Look through the entries below and report how many lines hold the string "souborů". Only the number is wanted.

◇ ◇ ◇ ◇ ◇

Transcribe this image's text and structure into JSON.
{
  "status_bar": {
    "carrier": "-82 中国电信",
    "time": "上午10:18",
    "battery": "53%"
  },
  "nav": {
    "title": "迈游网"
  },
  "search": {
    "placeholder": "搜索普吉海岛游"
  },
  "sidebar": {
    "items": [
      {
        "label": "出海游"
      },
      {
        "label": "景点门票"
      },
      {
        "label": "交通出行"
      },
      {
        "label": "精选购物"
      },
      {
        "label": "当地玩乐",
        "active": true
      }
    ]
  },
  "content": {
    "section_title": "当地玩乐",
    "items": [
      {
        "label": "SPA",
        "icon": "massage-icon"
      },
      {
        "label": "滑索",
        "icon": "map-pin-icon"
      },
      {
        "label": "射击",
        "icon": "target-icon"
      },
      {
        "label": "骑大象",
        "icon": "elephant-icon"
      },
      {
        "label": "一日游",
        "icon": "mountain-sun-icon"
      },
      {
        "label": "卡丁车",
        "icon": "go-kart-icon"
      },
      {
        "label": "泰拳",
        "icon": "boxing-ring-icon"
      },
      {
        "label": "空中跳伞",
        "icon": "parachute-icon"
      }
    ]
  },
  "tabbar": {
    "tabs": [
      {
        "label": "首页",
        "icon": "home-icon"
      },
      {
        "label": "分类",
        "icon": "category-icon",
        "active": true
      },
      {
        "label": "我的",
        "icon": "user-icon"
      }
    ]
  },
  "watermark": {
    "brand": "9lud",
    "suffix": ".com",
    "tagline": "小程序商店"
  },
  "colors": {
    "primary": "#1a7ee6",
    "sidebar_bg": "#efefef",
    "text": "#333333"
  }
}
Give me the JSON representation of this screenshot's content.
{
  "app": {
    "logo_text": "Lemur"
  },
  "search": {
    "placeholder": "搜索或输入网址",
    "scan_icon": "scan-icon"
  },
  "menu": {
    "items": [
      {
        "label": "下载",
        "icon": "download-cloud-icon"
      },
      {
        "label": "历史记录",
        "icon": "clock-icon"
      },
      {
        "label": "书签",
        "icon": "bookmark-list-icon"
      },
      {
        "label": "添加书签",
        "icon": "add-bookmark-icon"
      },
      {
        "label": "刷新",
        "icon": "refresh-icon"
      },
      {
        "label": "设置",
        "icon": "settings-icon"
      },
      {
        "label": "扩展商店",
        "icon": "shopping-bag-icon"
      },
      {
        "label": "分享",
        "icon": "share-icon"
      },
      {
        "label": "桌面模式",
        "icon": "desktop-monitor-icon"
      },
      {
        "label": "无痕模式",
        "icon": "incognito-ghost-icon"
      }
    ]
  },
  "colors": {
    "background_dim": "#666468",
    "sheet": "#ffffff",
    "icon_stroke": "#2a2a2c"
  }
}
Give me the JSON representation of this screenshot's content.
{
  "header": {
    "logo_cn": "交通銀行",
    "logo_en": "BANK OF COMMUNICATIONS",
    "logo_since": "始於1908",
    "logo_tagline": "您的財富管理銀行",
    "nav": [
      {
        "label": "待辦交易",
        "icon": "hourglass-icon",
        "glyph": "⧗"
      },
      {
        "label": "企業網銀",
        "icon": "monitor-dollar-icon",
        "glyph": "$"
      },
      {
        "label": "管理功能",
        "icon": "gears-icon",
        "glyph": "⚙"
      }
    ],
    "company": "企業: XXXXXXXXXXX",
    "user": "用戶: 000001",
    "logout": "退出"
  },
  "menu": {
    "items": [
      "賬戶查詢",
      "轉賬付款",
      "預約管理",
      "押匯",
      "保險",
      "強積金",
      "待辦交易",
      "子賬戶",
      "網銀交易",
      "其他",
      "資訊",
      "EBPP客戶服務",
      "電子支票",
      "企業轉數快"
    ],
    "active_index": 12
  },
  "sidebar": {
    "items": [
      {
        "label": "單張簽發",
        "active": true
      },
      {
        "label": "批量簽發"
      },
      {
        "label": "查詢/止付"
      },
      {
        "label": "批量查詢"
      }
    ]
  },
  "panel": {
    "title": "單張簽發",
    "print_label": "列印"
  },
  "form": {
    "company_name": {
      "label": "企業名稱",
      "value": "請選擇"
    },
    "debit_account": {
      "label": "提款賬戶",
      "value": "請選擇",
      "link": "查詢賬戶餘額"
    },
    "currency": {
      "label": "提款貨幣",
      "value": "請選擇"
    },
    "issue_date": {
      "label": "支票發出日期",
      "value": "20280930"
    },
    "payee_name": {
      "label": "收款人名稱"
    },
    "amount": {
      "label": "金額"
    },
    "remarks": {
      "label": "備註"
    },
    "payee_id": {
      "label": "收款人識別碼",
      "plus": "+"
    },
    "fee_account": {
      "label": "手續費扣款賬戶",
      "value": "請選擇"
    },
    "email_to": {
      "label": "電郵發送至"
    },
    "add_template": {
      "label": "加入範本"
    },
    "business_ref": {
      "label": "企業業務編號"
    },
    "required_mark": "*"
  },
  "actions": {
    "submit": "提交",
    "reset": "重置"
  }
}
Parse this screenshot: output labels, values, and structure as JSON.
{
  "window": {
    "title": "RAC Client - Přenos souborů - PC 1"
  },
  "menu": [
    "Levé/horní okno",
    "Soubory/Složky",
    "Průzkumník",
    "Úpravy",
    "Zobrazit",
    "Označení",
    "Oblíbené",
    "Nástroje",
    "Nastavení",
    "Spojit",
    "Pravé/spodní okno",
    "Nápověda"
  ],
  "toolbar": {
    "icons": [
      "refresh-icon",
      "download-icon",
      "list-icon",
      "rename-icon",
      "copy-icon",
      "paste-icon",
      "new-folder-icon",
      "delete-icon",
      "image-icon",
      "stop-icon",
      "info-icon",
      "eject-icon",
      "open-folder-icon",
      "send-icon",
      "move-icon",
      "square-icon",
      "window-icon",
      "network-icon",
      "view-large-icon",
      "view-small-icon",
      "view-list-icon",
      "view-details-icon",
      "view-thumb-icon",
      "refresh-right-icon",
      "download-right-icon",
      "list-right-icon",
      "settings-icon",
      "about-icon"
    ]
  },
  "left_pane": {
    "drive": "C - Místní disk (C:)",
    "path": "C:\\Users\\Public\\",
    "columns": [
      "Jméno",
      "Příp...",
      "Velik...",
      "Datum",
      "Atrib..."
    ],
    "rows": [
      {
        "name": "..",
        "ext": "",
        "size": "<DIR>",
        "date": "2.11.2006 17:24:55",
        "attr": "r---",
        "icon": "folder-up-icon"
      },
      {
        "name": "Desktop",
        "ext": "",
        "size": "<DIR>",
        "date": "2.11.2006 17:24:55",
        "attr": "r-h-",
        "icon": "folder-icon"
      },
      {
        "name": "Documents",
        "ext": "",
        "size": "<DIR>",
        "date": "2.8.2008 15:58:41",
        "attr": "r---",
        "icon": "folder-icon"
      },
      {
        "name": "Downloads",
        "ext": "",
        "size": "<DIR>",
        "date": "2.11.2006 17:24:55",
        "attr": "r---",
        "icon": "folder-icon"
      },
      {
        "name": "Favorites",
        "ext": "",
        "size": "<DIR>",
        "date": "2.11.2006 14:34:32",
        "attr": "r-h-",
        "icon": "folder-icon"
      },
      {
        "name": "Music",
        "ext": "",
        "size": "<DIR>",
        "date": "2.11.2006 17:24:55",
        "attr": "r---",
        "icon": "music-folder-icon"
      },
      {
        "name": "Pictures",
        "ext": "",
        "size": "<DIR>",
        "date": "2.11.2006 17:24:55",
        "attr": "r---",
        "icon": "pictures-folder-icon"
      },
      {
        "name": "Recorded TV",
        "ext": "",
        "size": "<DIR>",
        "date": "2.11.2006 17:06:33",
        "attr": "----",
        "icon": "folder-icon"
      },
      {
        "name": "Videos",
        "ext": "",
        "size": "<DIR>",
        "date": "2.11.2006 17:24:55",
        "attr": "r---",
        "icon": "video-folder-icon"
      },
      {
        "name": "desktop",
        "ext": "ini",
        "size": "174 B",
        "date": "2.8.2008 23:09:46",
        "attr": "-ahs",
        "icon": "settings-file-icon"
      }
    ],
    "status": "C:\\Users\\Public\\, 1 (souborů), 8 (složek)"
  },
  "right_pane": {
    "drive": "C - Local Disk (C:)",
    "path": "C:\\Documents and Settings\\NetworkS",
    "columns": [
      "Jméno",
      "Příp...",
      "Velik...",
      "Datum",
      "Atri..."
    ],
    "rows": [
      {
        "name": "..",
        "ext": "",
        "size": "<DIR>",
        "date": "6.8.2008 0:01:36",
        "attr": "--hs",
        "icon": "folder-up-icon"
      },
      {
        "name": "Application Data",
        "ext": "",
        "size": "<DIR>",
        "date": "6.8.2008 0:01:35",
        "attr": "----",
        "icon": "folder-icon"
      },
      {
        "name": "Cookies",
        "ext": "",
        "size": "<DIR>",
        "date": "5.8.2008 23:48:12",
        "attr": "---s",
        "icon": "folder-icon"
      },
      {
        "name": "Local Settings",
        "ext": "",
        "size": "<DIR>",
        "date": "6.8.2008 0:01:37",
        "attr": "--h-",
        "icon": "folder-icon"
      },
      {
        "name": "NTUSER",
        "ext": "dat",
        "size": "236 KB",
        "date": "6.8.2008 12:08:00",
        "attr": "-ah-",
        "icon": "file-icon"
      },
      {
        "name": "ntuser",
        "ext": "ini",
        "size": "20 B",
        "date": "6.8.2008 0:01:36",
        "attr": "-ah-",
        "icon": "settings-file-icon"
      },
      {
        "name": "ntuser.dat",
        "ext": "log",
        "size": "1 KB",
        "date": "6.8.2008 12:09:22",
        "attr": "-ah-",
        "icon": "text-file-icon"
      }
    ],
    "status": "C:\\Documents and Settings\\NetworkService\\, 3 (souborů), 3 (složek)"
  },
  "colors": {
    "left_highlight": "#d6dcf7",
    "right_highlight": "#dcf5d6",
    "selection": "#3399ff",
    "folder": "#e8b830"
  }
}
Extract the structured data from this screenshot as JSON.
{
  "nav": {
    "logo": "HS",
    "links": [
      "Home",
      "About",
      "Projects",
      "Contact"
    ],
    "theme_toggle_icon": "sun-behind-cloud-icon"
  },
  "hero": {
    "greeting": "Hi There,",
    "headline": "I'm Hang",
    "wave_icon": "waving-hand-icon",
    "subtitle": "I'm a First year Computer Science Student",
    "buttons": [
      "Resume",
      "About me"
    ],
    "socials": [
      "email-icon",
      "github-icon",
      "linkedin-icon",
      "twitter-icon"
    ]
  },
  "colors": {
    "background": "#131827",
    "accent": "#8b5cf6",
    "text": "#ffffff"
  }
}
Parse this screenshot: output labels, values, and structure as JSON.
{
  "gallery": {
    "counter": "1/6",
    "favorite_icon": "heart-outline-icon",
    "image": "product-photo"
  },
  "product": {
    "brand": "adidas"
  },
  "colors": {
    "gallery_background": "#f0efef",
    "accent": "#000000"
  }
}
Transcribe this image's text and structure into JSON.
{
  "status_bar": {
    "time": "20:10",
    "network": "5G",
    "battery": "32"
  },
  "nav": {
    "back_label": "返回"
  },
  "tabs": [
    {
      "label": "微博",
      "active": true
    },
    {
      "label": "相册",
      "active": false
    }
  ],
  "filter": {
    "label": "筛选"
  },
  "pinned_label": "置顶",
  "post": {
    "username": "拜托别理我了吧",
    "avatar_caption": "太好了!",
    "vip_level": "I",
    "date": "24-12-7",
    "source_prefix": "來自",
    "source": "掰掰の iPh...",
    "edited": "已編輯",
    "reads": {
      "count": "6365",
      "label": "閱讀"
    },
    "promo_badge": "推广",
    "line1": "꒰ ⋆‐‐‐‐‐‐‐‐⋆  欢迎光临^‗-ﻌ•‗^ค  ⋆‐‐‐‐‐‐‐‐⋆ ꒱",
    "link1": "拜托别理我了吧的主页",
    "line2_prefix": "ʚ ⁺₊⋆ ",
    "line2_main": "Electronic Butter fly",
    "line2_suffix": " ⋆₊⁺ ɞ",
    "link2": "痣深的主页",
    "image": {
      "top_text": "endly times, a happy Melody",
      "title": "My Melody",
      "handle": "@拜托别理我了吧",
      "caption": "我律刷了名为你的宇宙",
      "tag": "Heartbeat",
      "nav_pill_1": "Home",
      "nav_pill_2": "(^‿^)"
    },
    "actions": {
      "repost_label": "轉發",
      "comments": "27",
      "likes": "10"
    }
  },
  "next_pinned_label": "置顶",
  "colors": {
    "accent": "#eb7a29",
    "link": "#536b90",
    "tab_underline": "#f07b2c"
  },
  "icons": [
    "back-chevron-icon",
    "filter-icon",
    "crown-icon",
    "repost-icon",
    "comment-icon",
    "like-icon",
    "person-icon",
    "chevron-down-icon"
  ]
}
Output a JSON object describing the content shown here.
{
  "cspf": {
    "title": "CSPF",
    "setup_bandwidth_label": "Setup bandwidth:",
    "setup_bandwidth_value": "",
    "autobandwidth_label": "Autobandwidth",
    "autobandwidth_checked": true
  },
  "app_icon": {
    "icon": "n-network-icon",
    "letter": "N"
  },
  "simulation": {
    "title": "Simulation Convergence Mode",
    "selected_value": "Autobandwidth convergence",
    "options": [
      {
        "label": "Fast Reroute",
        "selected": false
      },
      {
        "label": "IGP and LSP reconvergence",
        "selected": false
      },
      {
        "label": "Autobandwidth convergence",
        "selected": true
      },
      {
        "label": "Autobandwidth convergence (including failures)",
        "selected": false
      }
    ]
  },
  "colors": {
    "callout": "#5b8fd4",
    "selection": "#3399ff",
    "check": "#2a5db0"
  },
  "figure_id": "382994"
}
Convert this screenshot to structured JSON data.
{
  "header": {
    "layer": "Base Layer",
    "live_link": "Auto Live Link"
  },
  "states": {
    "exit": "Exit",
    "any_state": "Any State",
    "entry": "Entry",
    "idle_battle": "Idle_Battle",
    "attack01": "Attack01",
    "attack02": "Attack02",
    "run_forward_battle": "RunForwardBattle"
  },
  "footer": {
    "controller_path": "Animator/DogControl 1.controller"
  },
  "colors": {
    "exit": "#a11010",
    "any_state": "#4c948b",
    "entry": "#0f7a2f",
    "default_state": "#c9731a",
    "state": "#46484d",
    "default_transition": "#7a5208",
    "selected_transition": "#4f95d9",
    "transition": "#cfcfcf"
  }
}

◇ ◇ ◇ ◇ ◇

**EXERCISE RESPONSE:** 3